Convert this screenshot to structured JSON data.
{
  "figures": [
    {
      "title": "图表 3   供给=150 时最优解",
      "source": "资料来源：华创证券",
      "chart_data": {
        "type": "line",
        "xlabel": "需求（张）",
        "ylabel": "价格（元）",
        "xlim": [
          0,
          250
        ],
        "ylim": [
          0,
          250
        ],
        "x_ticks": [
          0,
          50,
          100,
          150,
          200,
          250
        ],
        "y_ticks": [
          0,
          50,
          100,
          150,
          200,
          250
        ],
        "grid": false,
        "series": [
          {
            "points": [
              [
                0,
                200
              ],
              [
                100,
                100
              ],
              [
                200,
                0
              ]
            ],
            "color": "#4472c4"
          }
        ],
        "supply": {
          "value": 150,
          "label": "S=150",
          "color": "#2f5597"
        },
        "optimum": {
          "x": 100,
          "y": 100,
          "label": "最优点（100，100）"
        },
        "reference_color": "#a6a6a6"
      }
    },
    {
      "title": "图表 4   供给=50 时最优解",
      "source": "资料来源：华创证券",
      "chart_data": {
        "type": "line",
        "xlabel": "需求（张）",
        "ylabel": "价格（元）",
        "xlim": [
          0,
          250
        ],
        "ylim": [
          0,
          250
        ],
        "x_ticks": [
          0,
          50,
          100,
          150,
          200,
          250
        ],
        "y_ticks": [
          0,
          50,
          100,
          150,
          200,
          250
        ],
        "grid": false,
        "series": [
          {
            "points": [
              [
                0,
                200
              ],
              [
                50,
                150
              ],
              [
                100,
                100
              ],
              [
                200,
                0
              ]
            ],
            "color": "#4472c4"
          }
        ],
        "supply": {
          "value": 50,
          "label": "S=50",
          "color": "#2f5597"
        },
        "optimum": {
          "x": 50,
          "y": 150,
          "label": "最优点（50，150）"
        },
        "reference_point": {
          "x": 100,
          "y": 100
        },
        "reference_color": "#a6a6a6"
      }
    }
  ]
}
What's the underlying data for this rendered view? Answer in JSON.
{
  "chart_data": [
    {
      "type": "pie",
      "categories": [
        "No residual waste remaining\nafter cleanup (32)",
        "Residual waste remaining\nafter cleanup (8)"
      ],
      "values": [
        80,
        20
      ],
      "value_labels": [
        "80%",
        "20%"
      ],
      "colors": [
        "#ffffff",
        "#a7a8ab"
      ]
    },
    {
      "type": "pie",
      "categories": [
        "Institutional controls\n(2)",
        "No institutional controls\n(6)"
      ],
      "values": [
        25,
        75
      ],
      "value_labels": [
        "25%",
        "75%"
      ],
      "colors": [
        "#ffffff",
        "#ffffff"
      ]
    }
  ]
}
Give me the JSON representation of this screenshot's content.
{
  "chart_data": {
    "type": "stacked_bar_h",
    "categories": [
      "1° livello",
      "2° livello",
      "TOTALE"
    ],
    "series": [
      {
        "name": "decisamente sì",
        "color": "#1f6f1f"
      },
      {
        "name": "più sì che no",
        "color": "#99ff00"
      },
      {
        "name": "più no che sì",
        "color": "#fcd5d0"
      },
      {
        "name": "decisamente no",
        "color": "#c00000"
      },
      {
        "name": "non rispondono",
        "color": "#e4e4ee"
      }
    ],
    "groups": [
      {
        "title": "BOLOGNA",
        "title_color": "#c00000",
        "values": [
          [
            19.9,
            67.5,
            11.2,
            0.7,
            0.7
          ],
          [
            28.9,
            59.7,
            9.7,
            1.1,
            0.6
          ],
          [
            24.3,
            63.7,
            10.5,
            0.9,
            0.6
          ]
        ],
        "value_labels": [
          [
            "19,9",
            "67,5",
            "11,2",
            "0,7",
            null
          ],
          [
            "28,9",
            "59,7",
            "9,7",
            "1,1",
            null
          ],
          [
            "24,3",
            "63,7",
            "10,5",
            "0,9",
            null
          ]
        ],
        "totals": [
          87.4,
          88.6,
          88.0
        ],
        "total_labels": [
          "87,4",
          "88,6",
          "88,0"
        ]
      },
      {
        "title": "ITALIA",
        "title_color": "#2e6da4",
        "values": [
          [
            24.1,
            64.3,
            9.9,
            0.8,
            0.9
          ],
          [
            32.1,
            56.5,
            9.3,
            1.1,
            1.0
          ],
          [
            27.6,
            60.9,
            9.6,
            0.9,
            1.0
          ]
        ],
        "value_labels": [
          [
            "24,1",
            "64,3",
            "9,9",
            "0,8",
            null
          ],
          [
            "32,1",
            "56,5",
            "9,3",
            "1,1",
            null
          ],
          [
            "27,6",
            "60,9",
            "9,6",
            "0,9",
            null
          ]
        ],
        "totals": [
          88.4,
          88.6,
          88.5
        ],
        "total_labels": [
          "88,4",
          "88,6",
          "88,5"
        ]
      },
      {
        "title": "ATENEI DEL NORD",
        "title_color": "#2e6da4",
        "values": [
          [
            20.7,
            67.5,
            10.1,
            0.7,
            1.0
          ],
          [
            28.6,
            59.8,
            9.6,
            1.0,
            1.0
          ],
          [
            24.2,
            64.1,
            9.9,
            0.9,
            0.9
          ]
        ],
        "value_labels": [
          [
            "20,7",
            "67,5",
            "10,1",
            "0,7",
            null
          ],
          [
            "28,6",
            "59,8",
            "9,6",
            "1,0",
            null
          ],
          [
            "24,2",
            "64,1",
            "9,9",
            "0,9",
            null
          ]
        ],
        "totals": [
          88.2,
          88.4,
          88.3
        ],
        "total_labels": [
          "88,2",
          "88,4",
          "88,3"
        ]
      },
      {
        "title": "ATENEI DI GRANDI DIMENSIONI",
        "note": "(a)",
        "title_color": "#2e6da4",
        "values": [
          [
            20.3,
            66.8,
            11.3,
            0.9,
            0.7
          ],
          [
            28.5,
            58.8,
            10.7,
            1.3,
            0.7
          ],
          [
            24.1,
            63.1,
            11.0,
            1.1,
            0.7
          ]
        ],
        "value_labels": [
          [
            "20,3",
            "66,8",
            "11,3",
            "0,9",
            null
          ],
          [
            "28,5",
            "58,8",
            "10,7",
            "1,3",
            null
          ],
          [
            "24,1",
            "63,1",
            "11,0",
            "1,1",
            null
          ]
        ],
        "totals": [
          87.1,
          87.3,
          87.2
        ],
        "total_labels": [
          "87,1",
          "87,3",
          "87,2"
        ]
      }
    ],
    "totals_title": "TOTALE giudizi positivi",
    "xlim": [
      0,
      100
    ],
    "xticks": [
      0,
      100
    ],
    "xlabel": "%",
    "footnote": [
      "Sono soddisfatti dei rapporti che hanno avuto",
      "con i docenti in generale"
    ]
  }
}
* * * * * * * * *
→ Directions for this task: Locate all lines holding the word "remaining", then copy them out.

→ Solved problem:
        "No residual waste remaining\nafter cleanup (32)",
        "Residual waste remaining\nafter cleanup (8)"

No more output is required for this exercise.